[TASK INSTRUCTIONS] Go through the records below line by line, counting those that contain the word "Controllers"; answer with the count only.

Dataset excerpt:
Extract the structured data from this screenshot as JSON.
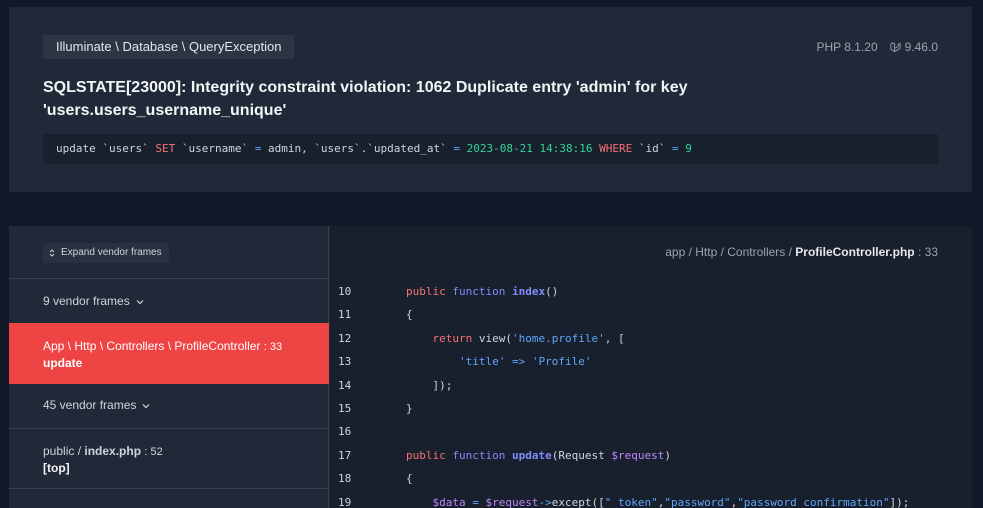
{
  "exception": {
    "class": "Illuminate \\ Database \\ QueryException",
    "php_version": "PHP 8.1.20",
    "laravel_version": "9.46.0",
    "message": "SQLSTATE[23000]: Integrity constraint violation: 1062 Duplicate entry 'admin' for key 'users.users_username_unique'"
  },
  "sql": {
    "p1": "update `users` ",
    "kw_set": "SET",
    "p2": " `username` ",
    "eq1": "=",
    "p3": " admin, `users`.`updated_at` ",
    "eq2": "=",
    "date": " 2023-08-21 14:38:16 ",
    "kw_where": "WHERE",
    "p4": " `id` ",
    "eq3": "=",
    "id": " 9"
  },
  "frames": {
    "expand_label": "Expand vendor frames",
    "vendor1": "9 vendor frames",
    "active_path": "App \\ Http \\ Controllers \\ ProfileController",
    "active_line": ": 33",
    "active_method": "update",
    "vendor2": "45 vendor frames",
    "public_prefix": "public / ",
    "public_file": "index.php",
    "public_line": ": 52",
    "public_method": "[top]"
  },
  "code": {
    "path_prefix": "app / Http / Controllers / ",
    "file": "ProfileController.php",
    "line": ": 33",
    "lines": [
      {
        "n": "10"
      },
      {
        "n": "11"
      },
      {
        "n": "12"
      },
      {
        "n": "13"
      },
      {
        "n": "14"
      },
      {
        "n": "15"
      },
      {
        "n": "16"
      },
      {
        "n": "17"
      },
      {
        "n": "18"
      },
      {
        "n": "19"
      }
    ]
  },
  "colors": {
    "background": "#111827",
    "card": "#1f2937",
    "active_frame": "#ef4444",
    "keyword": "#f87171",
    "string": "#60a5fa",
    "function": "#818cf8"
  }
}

--

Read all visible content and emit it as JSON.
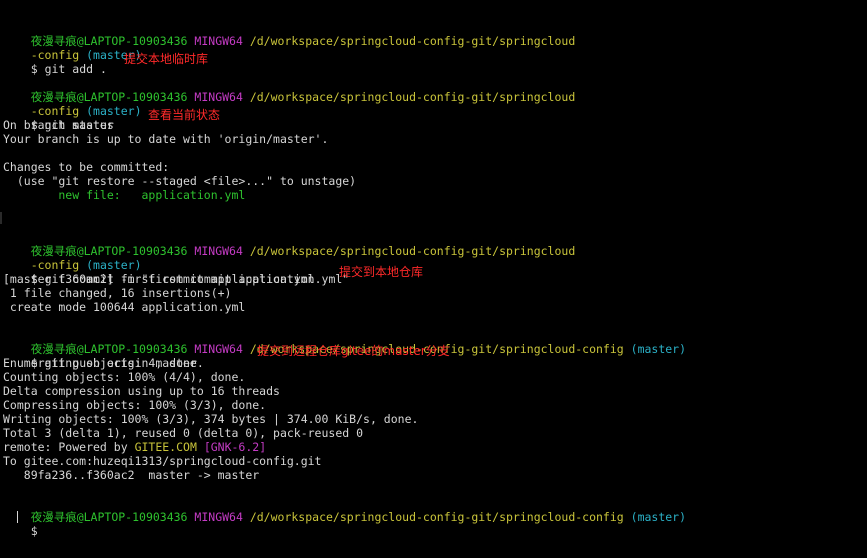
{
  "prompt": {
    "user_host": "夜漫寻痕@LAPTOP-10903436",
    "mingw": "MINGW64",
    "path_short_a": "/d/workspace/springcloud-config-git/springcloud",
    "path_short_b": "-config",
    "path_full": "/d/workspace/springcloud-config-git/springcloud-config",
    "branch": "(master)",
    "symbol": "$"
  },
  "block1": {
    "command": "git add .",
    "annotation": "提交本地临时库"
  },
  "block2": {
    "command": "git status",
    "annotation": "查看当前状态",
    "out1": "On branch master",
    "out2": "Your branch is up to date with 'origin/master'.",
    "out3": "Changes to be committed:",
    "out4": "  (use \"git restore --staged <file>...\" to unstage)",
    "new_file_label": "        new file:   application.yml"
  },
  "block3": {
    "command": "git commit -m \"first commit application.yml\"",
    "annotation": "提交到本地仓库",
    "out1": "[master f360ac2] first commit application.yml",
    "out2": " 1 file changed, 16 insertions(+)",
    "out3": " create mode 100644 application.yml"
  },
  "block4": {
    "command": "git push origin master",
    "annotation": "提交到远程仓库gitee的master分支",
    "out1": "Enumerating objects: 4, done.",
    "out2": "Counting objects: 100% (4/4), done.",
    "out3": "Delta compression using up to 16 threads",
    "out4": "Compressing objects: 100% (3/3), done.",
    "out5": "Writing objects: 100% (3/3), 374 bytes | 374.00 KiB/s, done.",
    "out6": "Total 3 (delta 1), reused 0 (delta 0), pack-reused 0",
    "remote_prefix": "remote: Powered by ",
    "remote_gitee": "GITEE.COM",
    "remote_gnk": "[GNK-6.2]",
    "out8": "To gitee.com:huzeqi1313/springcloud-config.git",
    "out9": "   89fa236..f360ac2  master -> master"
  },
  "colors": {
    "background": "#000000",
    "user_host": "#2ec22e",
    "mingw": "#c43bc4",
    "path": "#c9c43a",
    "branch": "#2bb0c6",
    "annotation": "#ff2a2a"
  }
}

---

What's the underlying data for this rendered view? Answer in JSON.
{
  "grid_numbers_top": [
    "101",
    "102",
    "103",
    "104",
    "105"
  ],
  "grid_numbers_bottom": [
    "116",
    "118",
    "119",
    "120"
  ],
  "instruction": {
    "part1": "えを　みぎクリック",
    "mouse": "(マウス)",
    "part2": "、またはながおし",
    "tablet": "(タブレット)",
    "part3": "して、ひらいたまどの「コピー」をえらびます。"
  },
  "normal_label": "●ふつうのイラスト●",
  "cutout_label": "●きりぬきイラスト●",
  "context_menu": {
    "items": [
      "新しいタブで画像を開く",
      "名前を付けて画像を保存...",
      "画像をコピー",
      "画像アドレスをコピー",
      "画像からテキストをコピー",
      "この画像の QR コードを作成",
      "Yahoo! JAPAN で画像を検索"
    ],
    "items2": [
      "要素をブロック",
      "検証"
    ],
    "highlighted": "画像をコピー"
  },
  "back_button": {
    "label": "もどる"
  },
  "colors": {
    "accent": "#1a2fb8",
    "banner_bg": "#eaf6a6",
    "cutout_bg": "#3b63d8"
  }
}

[WRITTEN RESPONSE] 2